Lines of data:
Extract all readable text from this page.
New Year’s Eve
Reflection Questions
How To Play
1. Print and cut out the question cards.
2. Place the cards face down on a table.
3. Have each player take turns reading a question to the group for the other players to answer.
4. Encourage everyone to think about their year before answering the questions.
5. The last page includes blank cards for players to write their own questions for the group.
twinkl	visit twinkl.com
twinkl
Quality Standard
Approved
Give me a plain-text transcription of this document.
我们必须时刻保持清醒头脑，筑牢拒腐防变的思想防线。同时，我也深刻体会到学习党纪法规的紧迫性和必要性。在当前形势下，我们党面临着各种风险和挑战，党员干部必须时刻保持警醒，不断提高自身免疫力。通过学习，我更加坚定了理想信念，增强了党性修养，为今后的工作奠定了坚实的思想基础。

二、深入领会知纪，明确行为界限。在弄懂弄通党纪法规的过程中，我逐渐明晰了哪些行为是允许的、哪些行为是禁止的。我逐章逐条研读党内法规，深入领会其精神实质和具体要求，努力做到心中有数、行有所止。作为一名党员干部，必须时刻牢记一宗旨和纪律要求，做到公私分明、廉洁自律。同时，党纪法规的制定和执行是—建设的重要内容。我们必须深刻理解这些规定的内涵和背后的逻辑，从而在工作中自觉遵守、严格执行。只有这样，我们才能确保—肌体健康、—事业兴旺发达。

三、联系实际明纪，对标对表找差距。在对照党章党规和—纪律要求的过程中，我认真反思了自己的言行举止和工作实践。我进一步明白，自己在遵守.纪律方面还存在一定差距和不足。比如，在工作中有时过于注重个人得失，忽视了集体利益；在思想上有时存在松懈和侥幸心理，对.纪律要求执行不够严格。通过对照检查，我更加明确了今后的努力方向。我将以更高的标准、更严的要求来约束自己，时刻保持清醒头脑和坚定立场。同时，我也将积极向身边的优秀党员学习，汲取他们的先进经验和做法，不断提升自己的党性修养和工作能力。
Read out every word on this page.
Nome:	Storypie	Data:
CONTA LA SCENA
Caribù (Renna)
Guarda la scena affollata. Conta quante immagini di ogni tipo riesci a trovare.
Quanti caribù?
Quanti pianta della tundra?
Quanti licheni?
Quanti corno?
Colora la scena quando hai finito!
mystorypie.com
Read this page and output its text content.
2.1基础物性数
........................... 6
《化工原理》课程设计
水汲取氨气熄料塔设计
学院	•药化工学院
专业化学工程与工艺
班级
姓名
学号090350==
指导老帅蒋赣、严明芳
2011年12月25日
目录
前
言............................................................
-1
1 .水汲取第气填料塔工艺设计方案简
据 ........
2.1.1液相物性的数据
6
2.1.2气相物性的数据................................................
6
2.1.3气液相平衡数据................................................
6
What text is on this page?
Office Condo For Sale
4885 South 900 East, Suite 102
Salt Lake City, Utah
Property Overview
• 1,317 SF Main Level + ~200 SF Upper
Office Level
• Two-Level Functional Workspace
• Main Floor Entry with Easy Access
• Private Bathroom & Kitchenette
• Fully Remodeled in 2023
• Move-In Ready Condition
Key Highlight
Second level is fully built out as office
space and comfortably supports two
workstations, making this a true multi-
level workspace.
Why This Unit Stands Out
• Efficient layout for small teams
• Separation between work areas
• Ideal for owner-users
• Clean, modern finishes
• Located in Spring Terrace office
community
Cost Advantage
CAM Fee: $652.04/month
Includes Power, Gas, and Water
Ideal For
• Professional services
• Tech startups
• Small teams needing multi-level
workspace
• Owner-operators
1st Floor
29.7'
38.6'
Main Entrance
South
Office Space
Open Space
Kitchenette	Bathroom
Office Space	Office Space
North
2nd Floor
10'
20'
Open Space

What the task asks ->
Your task is to repeat each line of the material exactly.

Exercise solution ->
Extract all readable text from this page.
New Year’s Eve
Reflection Questions
How To Play
1. Print and cut out the question cards.
2. Place the cards face down on a table.
3. Have each player take turns reading a question to the group for the other players to answer.
4. Encourage everyone to think about their year before answering the questions.
5. The last page includes blank cards for players to write their own questions for the group.
twinkl	visit twinkl.com
twinkl
Quality Standard
Approved
Give me a plain-text transcription of this document.
我们必须时刻保持清醒头脑，筑牢拒腐防变的思想防线。同时，我也深刻体会到学习党纪法规的紧迫性和必要性。在当前形势下，我们党面临着各种风险和挑战，党员干部必须时刻保持警醒，不断提高自身免疫力。通过学习，我更加坚定了理想信念，增强了党性修养，为今后的工作奠定了坚实的思想基础。

二、深入领会知纪，明确行为界限。在弄懂弄通党纪法规的过程中，我逐渐明晰了哪些行为是允许的、哪些行为是禁止的。我逐章逐条研读党内法规，深入领会其精神实质和具体要求，努力做到心中有数、行有所止。作为一名党员干部，必须时刻牢记一宗旨和纪律要求，做到公私分明、廉洁自律。同时，党纪法规的制定和执行是—建设的重要内容。我们必须深刻理解这些规定的内涵和背后的逻辑，从而在工作中自觉遵守、严格执行。只有这样，我们才能确保—肌体健康、—事业兴旺发达。

三、联系实际明纪，对标对表找差距。在对照党章党规和—纪律要求的过程中，我认真反思了自己的言行举止和工作实践。我进一步明白，自己在遵守.纪律方面还存在一定差距和不足。比如，在工作中有时过于注重个人得失，忽视了集体利益；在思想上有时存在松懈和侥幸心理，对.纪律要求执行不够严格。通过对照检查，我更加明确了今后的努力方向。我将以更高的标准、更严的要求来约束自己，时刻保持清醒头脑和坚定立场。同时，我也将积极向身边的优秀党员学习，汲取他们的先进经验和做法，不断提升自己的党性修养和工作能力。
Read out every word on this page.
Nome:	Storypie	Data:
CONTA LA SCENA
Caribù (Renna)
Guarda la scena affollata. Conta quante immagini di ogni tipo riesci a trovare.
Quanti caribù?
Quanti pianta della tundra?
Quanti licheni?
Quanti corno?
Colora la scena quando hai finito!
mystorypie.com
Read this page and output its text content.
2.1基础物性数
........................... 6
《化工原理》课程设计
水汲取氨气熄料塔设计
学院	•药化工学院
专业化学工程与工艺
班级
姓名
学号090350==
指导老帅蒋赣、严明芳
2011年12月25日
目录
前
言............................................................
-1
1 .水汲取第气填料塔工艺设计方案简
据 ........
2.1.1液相物性的数据
6
2.1.2气相物性的数据................................................
6
2.1.3气液相平衡数据................................................
6
What text is on this page?
Office Condo For Sale
4885 South 900 East, Suite 102
Salt Lake City, Utah
Property Overview
• 1,317 SF Main Level + ~200 SF Upper
Office Level
• Two-Level Functional Workspace
• Main Floor Entry with Easy Access
• Private Bathroom & Kitchenette
• Fully Remodeled in 2023
• Move-In Ready Condition
Key Highlight
Second level is fully built out as office
space and comfortably supports two
workstations, making this a true multi-
level workspace.
Why This Unit Stands Out
• Efficient layout for small teams
• Separation between work areas
• Ideal for owner-users
• Clean, modern finishes
• Located in Spring Terrace office
community
Cost Advantage
CAM Fee: $652.04/month
Includes Power, Gas, and Water
Ideal For
• Professional services
• Tech startups
• Small teams needing multi-level
workspace
• Owner-operators
1st Floor
29.7'
38.6'
Main Entrance
South
Office Space
Open Space
Kitchenette	Bathroom
Office Space	Office Space
North
2nd Floor
10'
20'
Open Space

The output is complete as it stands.